Task goal:
Copy out each of the lines below character for character, omitting the pictures.

Data for processing:
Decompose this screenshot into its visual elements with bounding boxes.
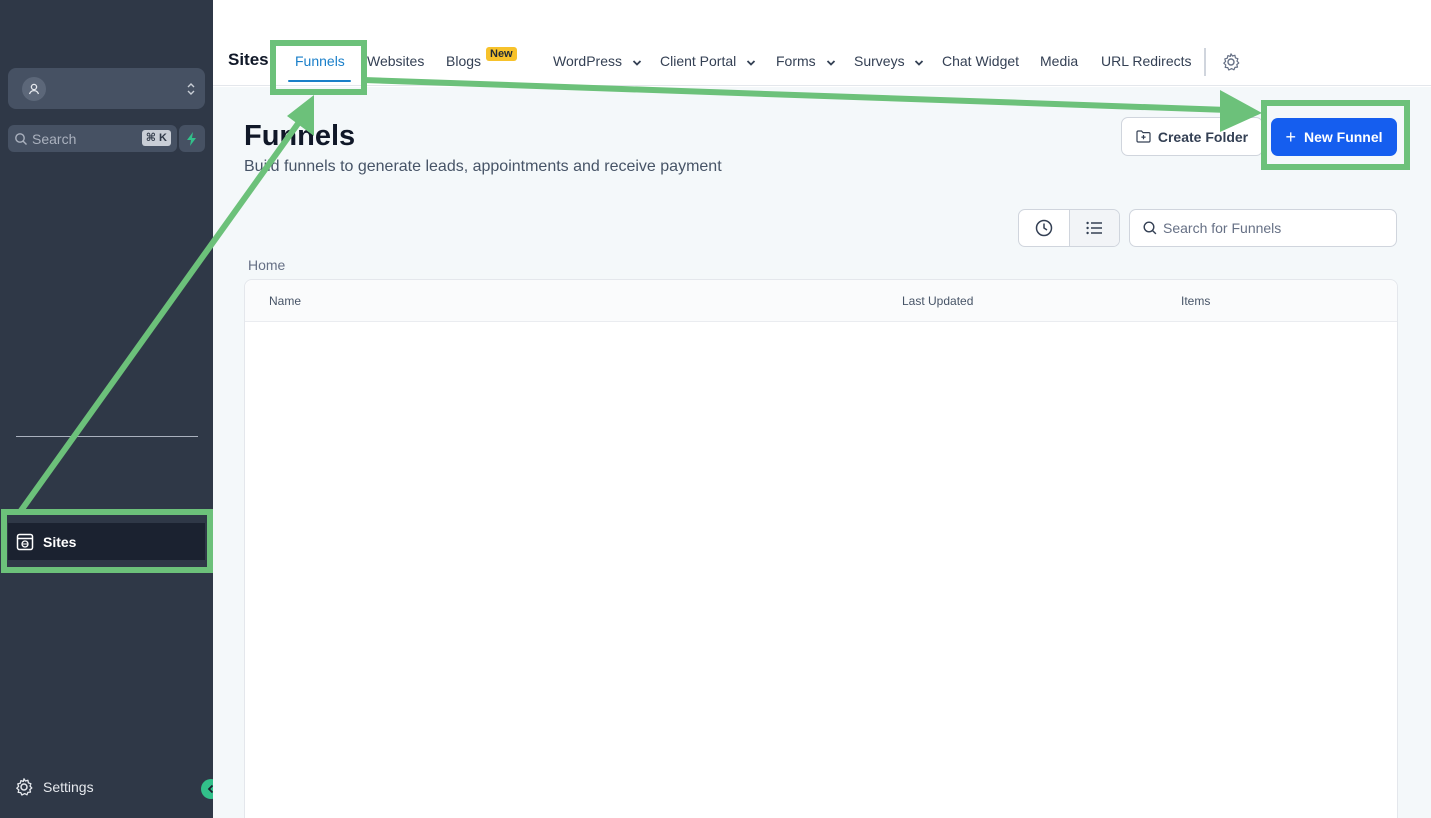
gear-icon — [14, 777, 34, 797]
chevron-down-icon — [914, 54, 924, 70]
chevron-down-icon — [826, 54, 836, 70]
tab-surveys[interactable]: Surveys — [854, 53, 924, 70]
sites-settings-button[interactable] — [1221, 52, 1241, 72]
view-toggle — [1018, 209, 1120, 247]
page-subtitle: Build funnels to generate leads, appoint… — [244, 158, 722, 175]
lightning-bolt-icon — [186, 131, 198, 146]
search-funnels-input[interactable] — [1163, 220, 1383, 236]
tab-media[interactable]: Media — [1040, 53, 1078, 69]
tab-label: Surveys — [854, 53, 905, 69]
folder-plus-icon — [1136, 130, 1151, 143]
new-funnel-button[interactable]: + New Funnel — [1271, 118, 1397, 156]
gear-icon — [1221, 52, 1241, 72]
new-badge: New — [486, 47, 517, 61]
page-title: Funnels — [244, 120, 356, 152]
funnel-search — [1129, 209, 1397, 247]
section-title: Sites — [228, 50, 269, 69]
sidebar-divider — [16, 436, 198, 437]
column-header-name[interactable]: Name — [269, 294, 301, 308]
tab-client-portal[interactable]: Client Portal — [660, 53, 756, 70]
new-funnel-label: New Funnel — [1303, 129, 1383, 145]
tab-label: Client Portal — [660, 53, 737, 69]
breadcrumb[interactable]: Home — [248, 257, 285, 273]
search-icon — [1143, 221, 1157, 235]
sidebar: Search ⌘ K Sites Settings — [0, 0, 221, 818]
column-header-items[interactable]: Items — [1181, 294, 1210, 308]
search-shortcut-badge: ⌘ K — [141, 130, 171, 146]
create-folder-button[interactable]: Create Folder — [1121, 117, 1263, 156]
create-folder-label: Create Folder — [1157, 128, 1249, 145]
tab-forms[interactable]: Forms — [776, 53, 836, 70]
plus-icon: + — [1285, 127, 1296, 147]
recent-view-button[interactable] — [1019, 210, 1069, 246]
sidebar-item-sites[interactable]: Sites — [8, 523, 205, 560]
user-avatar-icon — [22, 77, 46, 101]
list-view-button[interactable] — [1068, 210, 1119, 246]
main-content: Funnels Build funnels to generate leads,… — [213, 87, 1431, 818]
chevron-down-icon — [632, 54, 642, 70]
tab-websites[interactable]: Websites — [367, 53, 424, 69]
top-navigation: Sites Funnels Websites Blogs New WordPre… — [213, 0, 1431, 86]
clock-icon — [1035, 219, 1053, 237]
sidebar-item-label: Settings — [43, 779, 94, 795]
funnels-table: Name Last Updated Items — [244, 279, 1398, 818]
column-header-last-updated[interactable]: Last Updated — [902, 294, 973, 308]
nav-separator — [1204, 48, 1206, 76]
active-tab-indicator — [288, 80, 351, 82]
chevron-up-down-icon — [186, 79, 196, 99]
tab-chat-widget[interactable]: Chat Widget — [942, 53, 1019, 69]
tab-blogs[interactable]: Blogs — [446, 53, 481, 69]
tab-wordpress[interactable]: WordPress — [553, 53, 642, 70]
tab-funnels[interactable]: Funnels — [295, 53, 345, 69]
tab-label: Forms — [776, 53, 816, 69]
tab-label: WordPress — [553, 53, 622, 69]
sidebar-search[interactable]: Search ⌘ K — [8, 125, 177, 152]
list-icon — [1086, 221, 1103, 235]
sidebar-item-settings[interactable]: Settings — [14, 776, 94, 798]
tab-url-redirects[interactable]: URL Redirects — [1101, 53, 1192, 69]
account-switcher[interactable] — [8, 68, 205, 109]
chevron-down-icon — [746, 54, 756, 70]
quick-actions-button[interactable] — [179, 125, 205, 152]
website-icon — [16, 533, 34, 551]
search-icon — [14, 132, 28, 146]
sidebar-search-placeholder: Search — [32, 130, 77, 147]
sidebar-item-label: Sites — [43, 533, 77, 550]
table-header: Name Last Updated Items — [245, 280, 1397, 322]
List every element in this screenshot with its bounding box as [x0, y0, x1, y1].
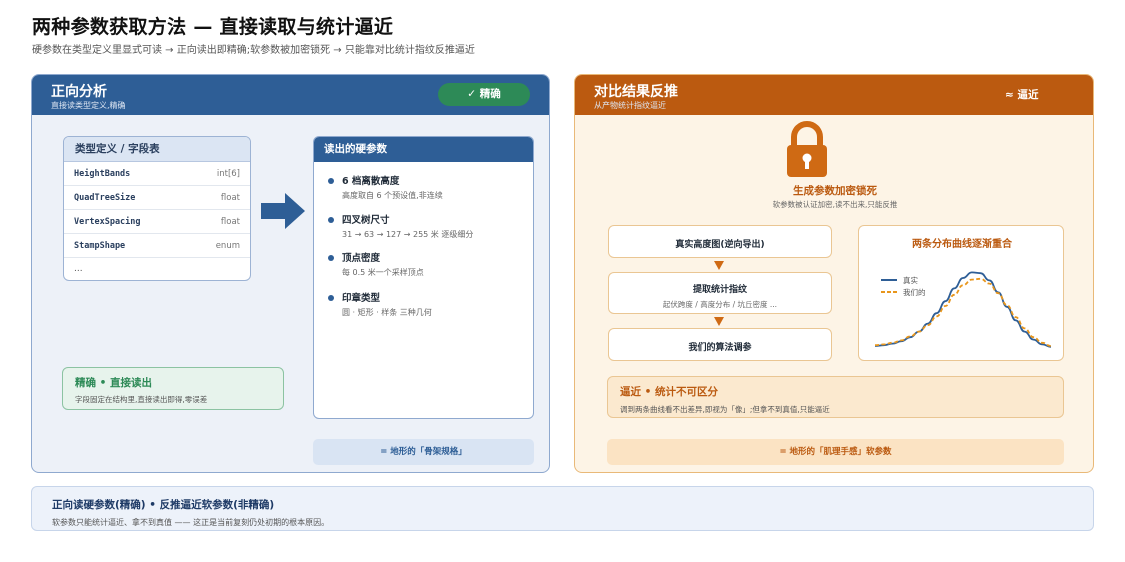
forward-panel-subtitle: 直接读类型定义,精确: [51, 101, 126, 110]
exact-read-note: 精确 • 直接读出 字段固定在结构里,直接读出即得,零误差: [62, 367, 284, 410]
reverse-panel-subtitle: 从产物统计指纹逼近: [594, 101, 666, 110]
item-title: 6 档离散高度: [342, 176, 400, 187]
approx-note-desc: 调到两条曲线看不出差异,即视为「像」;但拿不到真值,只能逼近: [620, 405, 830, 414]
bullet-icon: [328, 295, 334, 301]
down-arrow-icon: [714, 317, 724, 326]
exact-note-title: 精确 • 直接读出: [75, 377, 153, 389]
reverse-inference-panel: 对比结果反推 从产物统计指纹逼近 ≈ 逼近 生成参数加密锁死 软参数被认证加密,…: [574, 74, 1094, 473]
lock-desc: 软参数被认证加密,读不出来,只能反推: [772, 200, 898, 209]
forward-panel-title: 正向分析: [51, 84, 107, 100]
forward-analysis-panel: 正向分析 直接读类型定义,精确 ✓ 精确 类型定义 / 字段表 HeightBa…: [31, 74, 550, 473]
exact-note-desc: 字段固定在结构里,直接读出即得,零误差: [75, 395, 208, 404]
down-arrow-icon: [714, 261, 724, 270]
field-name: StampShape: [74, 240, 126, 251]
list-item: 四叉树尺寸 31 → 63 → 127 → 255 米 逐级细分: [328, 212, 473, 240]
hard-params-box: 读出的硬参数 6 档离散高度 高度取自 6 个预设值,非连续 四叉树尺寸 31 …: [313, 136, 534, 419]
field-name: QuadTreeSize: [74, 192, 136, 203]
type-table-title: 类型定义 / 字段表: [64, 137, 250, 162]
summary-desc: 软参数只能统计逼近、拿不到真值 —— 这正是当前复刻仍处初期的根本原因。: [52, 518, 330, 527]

Answer for this exercise:
Decompose this screenshot into its visual elements with bounding boxes.
gear-icon — [14, 777, 34, 797]
chevron-down-icon — [914, 54, 924, 70]
chevron-down-icon — [826, 54, 836, 70]
tab-surveys[interactable]: Surveys — [854, 53, 924, 70]
sites-settings-button[interactable] — [1221, 52, 1241, 72]
view-toggle — [1018, 209, 1120, 247]
page-subtitle: Build funnels to generate leads, appoint… — [244, 158, 722, 175]
lightning-bolt-icon — [186, 131, 198, 146]
search-funnels-input[interactable] — [1163, 220, 1383, 236]
tab-media[interactable]: Media — [1040, 53, 1078, 69]
tab-label: Surveys — [854, 53, 905, 69]
folder-plus-icon — [1136, 130, 1151, 143]
new-funnel-button[interactable]: + New Funnel — [1271, 118, 1397, 156]
gear-icon — [1221, 52, 1241, 72]
new-badge: New — [486, 47, 517, 61]
page-title: Funnels — [244, 120, 356, 152]
funnel-search — [1129, 209, 1397, 247]
section-title: Sites — [228, 50, 269, 69]
sidebar-divider — [16, 436, 198, 437]
column-header-name[interactable]: Name — [269, 294, 301, 308]
tab-client-portal[interactable]: Client Portal — [660, 53, 756, 70]
new-funnel-label: New Funnel — [1303, 129, 1383, 145]
tab-label: Client Portal — [660, 53, 737, 69]
breadcrumb[interactable]: Home — [248, 257, 285, 273]
search-icon — [1143, 221, 1157, 235]
sidebar: Search ⌘ K Sites Settings — [0, 0, 221, 818]
column-header-items[interactable]: Items — [1181, 294, 1210, 308]
search-shortcut-badge: ⌘ K — [141, 130, 171, 146]
create-folder-button[interactable]: Create Folder — [1121, 117, 1263, 156]
create-folder-label: Create Folder — [1157, 128, 1249, 145]
tab-forms[interactable]: Forms — [776, 53, 836, 70]
plus-icon: + — [1285, 127, 1296, 147]
recent-view-button[interactable] — [1019, 210, 1069, 246]
sidebar-item-sites[interactable]: Sites — [8, 523, 205, 560]
user-avatar-icon — [22, 77, 46, 101]
list-view-button[interactable] — [1068, 210, 1119, 246]
main-content: Funnels Build funnels to generate leads,… — [213, 87, 1431, 818]
chevron-down-icon — [632, 54, 642, 70]
tab-websites[interactable]: Websites — [367, 53, 424, 69]
top-navigation: Sites Funnels Websites Blogs New WordPre… — [213, 0, 1431, 86]
clock-icon — [1035, 219, 1053, 237]
sidebar-item-label: Settings — [43, 779, 94, 795]
funnels-table: Name Last Updated Items — [244, 279, 1398, 818]
column-header-last-updated[interactable]: Last Updated — [902, 294, 973, 308]
nav-separator — [1204, 48, 1206, 76]
active-tab-indicator — [288, 80, 351, 82]
chevron-up-down-icon — [186, 79, 196, 99]
tab-chat-widget[interactable]: Chat Widget — [942, 53, 1019, 69]
tab-blogs[interactable]: Blogs — [446, 53, 481, 69]
tab-wordpress[interactable]: WordPress — [553, 53, 642, 70]
tab-funnels[interactable]: Funnels — [295, 53, 345, 69]
tab-label: Forms — [776, 53, 816, 69]
tab-label: WordPress — [553, 53, 622, 69]
sidebar-search[interactable]: Search ⌘ K — [8, 125, 177, 152]
list-icon — [1086, 221, 1103, 235]
sidebar-item-settings[interactable]: Settings — [14, 776, 94, 798]
tab-url-redirects[interactable]: URL Redirects — [1101, 53, 1192, 69]
account-switcher[interactable] — [8, 68, 205, 109]
chevron-down-icon — [746, 54, 756, 70]
quick-actions-button[interactable] — [179, 125, 205, 152]
website-icon — [16, 533, 34, 551]
search-icon — [14, 132, 28, 146]
sidebar-search-placeholder: Search — [32, 130, 77, 147]
sidebar-item-label: Sites — [43, 533, 77, 550]
table-header: Name Last Updated Items — [245, 280, 1397, 322]
List every element in this screenshot with its bounding box as [x0, y0, x1, y1].
forward-panel-subtitle: 直接读类型定义,精确: [51, 101, 126, 110]
exact-read-note: 精确 • 直接读出 字段固定在结构里,直接读出即得,零误差: [62, 367, 284, 410]
reverse-panel-subtitle: 从产物统计指纹逼近: [594, 101, 666, 110]
item-title: 6 档离散高度: [342, 176, 400, 187]
approx-note-desc: 调到两条曲线看不出差异,即视为「像」;但拿不到真值,只能逼近: [620, 405, 830, 414]
bullet-icon: [328, 295, 334, 301]
down-arrow-icon: [714, 317, 724, 326]
exact-note-title: 精确 • 直接读出: [75, 377, 153, 389]
reverse-inference-panel: 对比结果反推 从产物统计指纹逼近 ≈ 逼近 生成参数加密锁死 软参数被认证加密,…: [574, 74, 1094, 473]
lock-desc: 软参数被认证加密,读不出来,只能反推: [772, 200, 898, 209]
forward-panel-title: 正向分析: [51, 84, 107, 100]
forward-analysis-panel: 正向分析 直接读类型定义,精确 ✓ 精确 类型定义 / 字段表 HeightBa…: [31, 74, 550, 473]
exact-note-desc: 字段固定在结构里,直接读出即得,零误差: [75, 395, 208, 404]
down-arrow-icon: [714, 261, 724, 270]
field-name: StampShape: [74, 240, 126, 251]
list-item: 四叉树尺寸 31 → 63 → 127 → 255 米 逐级细分: [328, 212, 473, 240]
hard-params-box: 读出的硬参数 6 档离散高度 高度取自 6 个预设值,非连续 四叉树尺寸 31 …: [313, 136, 534, 419]
field-name: QuadTreeSize: [74, 192, 136, 203]
type-table-title: 类型定义 / 字段表: [64, 137, 250, 162]
summary-desc: 软参数只能统计逼近、拿不到真值 —— 这正是当前复刻仍处初期的根本原因。: [52, 518, 330, 527]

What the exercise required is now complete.